Task brief:
Please set down all the lines beneath this one exactly, without the pictures.

Extracted records:
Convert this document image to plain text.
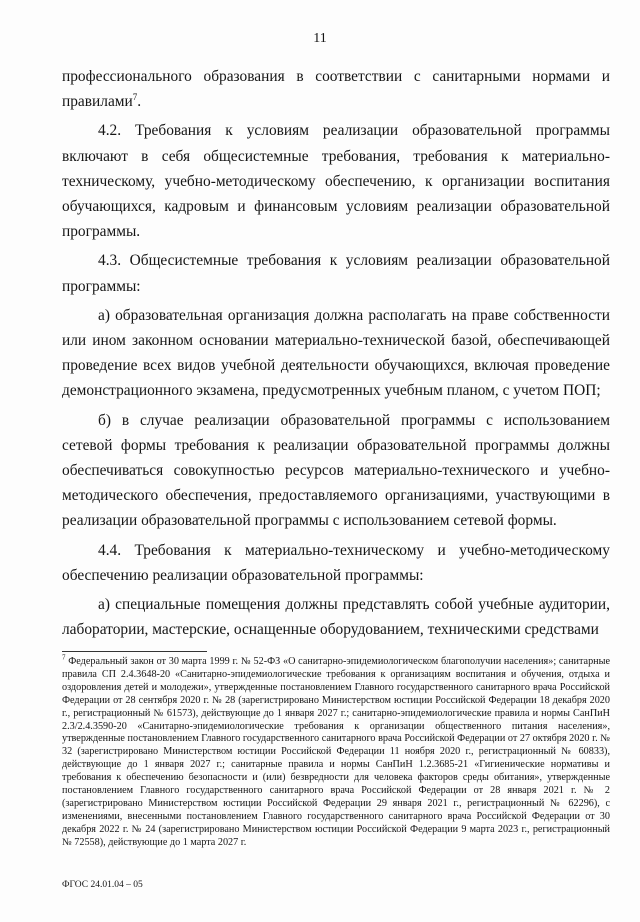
11

профессионального образования в соответствии с санитарными нормами и правилами$^7$.

4.2. Требования к условиям реализации образовательной программы включают в себя общесистемные требования, требования к материально-техническому, учебно-методическому обеспечению, к организации воспитания обучающихся, кадровым и финансовым условиям реализации образовательной программы.

4.3. Общесистемные требования к условиям реализации образовательной программы:

а) образовательная организация должна располагать на праве собственности или ином законном основании материально-технической базой, обеспечивающей проведение всех видов учебной деятельности обучающихся, включая проведение демонстрационного экзамена, предусмотренных учебным планом, с учетом ПОП;

б) в случае реализации образовательной программы с использованием сетевой формы требования к реализации образовательной программы должны обеспечиваться совокупностью ресурсов материально-технического и учебно-методического обеспечения, предоставляемого организациями, участвующими в реализации образовательной программы с использованием сетевой формы.

4.4. Требования к материально-техническому и учебно-методическому обеспечению реализации образовательной программы:

а) специальные помещения должны представлять собой учебные аудитории, лаборатории, мастерские, оснащенные оборудованием, техническими средствами

$^7$ Федеральный закон от 30 марта 1999 г. № 52-ФЗ «О санитарно-эпидемиологическом благополучии населения»; санитарные правила СП 2.4.3648-20 «Санитарно-эпидемиологические требования к организациям воспитания и обучения, отдыха и оздоровления детей и молодежи», утвержденные постановлением Главного государственного санитарного врача Российской Федерации от 28 сентября 2020 г. № 28 (зарегистрировано Министерством юстиции Российской Федерации 18 декабря 2020 г., регистрационный № 61573), действующие до 1 января 2027 г.; санитарно-эпидемиологические правила и нормы СанПиН 2.3/2.4.3590-20 «Санитарно-эпидемиологические требования к организации общественного питания населения», утвержденные постановлением Главного государственного санитарного врача Российской Федерации от 27 октября 2020 г. № 32 (зарегистрировано Министерством юстиции Российской Федерации 11 ноября 2020 г., регистрационный № 60833), действующие до 1 января 2027 г.; санитарные правила и нормы СанПиН 1.2.3685-21 «Гигиенические нормативы и требования к обеспечению безопасности и (или) безвредности для человека факторов среды обитания», утвержденные постановлением Главного государственного санитарного врача Российской Федерации от 28 января 2021 г. № 2 (зарегистрировано Министерством юстиции Российской Федерации 29 января 2021 г., регистрационный № 62296), с изменениями, внесенными постановлением Главного государственного санитарного врача Российской Федерации от 30 декабря 2022 г. № 24 (зарегистрировано Министерством юстиции Российской Федерации 9 марта 2023 г., регистрационный № 72558), действующие до 1 марта 2027 г.
ФГОС 24.01.04 – 05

Written solution:
Convert this document image to plain text.
11

профессионального образования в соответствии с санитарными нормами и правилами$^7$.

4.2. Требования к условиям реализации образовательной программы включают в себя общесистемные требования, требования к материально-техническому, учебно-методическому обеспечению, к организации воспитания обучающихся, кадровым и финансовым условиям реализации образовательной программы.

4.3. Общесистемные требования к условиям реализации образовательной программы:

а) образовательная организация должна располагать на праве собственности или ином законном основании материально-технической базой, обеспечивающей проведение всех видов учебной деятельности обучающихся, включая проведение демонстрационного экзамена, предусмотренных учебным планом, с учетом ПОП;

б) в случае реализации образовательной программы с использованием сетевой формы требования к реализации образовательной программы должны обеспечиваться совокупностью ресурсов материально-технического и учебно-методического обеспечения, предоставляемого организациями, участвующими в реализации образовательной программы с использованием сетевой формы.

4.4. Требования к материально-техническому и учебно-методическому обеспечению реализации образовательной программы:

а) специальные помещения должны представлять собой учебные аудитории, лаборатории, мастерские, оснащенные оборудованием, техническими средствами

$^7$ Федеральный закон от 30 марта 1999 г. № 52-ФЗ «О санитарно-эпидемиологическом благополучии населения»; санитарные правила СП 2.4.3648-20 «Санитарно-эпидемиологические требования к организациям воспитания и обучения, отдыха и оздоровления детей и молодежи», утвержденные постановлением Главного государственного санитарного врача Российской Федерации от 28 сентября 2020 г. № 28 (зарегистрировано Министерством юстиции Российской Федерации 18 декабря 2020 г., регистрационный № 61573), действующие до 1 января 2027 г.; санитарно-эпидемиологические правила и нормы СанПиН 2.3/2.4.3590-20 «Санитарно-эпидемиологические требования к организации общественного питания населения», утвержденные постановлением Главного государственного санитарного врача Российской Федерации от 27 октября 2020 г. № 32 (зарегистрировано Министерством юстиции Российской Федерации 11 ноября 2020 г., регистрационный № 60833), действующие до 1 января 2027 г.; санитарные правила и нормы СанПиН 1.2.3685-21 «Гигиенические нормативы и требования к обеспечению безопасности и (или) безвредности для человека факторов среды обитания», утвержденные постановлением Главного государственного санитарного врача Российской Федерации от 28 января 2021 г. № 2 (зарегистрировано Министерством юстиции Российской Федерации 29 января 2021 г., регистрационный № 62296), с изменениями, внесенными постановлением Главного государственного санитарного врача Российской Федерации от 30 декабря 2022 г. № 24 (зарегистрировано Министерством юстиции Российской Федерации 9 марта 2023 г., регистрационный № 72558), действующие до 1 марта 2027 г.
ФГОС 24.01.04 – 05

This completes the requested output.